- _Work to complete_:
Your answer is a single number: the count of lines that contain the string "World".

- _Data lines_:
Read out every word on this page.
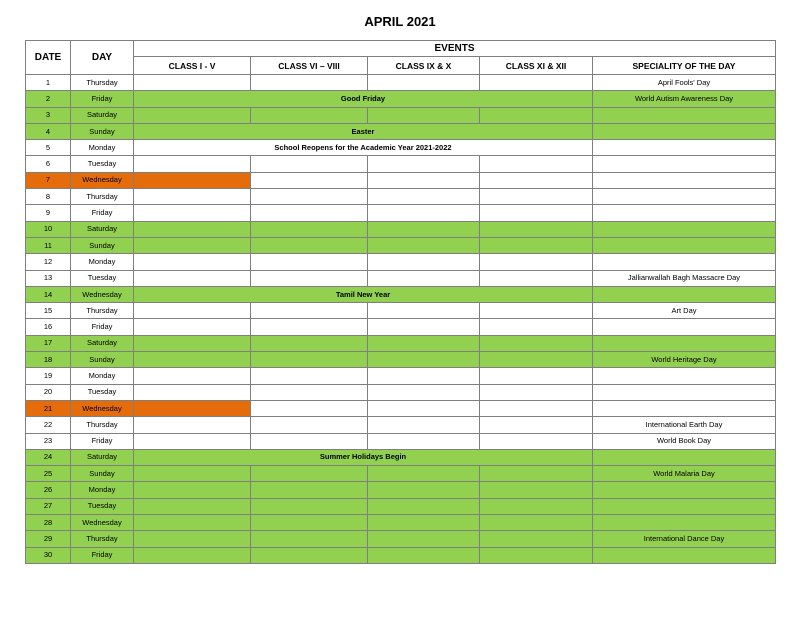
APRIL 2021
DATE	DAY	EVENTS				
		CLASS I - V	CLASS VI – VIII	CLASS IX & X	CLASS XI & XII	SPECIALITY OF THE DAY
1	Thursday					April Fools' Day
2	Friday	Good Friday				World Autism Awareness Day
3	Saturday					
4	Sunday	Easter				
5	Monday	School Reopens for the Academic Year 2021-2022				
6	Tuesday					
7	Wednesday					
8	Thursday					
9	Friday					
10	Saturday					
11	Sunday					
12	Monday					
13	Tuesday					Jallianwallah Bagh Massacre Day
14	Wednesday	Tamil New Year				
15	Thursday					Art Day
16	Friday					
17	Saturday					
18	Sunday					World Heritage Day
19	Monday					
20	Tuesday					
21	Wednesday					
22	Thursday					International Earth Day
23	Friday					World Book Day
24	Saturday	Summer Holidays Begin				
25	Sunday					World Malaria Day
26	Monday					
27	Tuesday					
28	Wednesday					
29	Thursday					International Dance Day
30	Friday					
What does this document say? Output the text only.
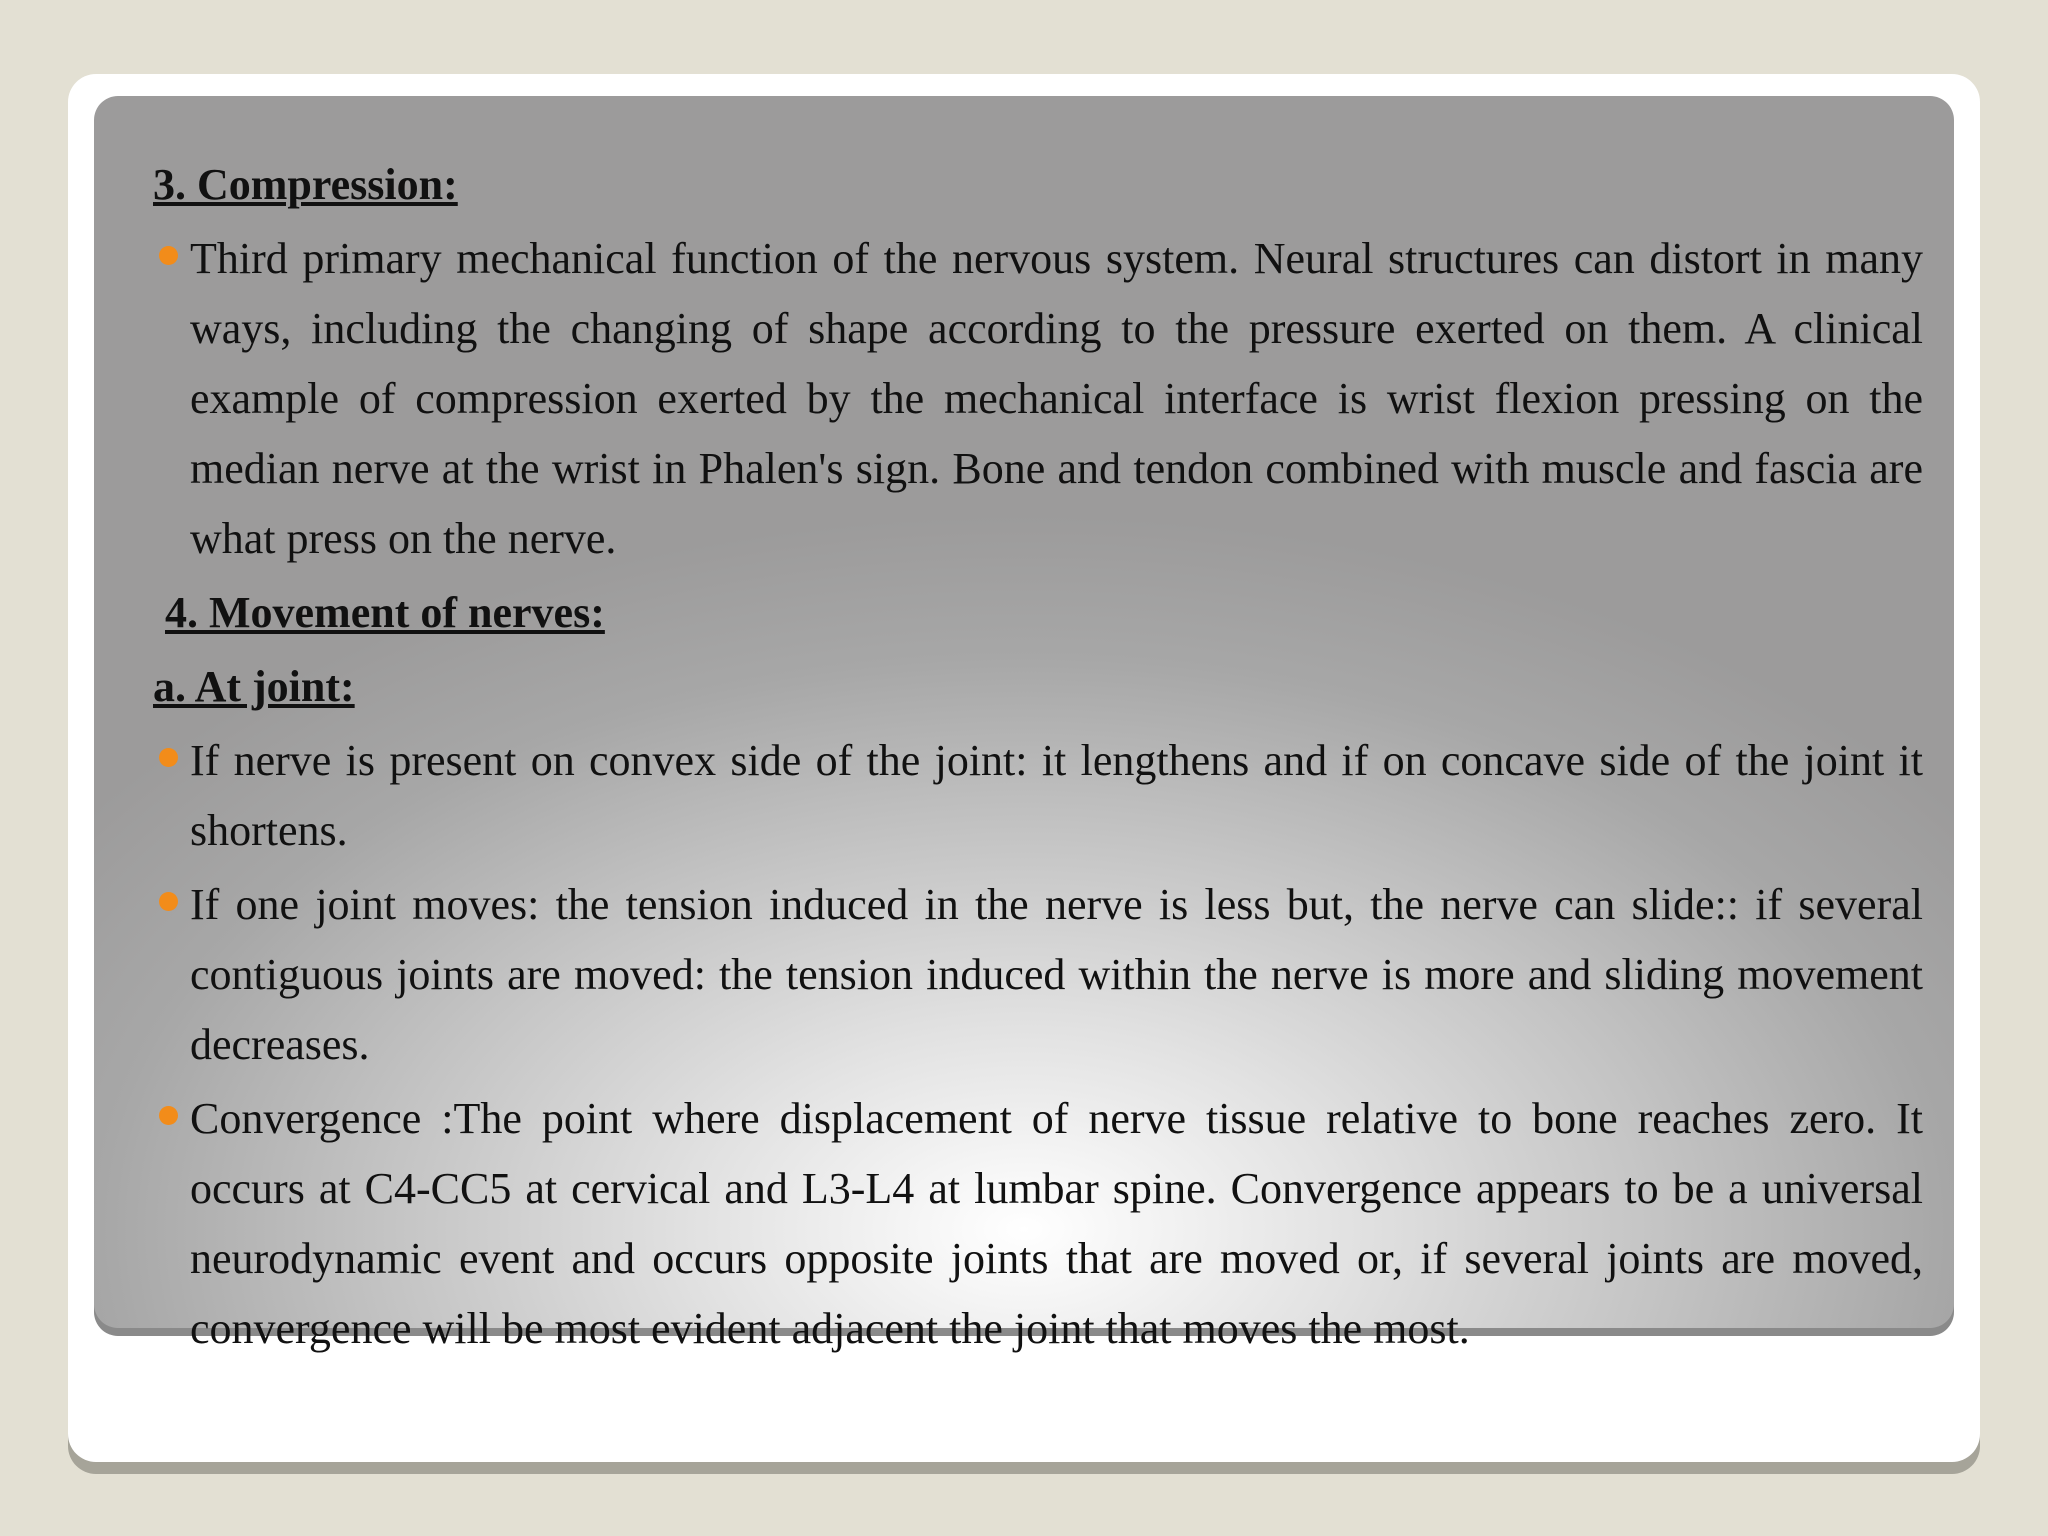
3. Compression:
Third primary mechanical function of the nervous system. Neural structures can distort in many ways, including the changing of shape according to the pressure exerted on them. A clinical example of compression exerted by the mechanical interface is wrist flexion pressing on the median nerve at the wrist in Phalen's sign. Bone and tendon combined with muscle and fascia are what press on the nerve.
4. Movement of nerves:
a. At joint:
If nerve is present on convex side of the joint: it lengthens and if on concave side of the joint it shortens.
If one joint moves: the tension induced in the nerve is less but, the nerve can slide:: if several contiguous joints are moved: the tension induced within the nerve is more and sliding movement decreases.
Convergence :The point where displacement of nerve tissue relative to bone reaches zero. It occurs at C4-CC5 at cervical and L3-L4 at lumbar spine. Convergence appears to be a universal neurodynamic event and occurs opposite joints that are moved or, if several joints are moved, convergence will be most evident adjacent the joint that moves the most.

- _Exercise solution_:
4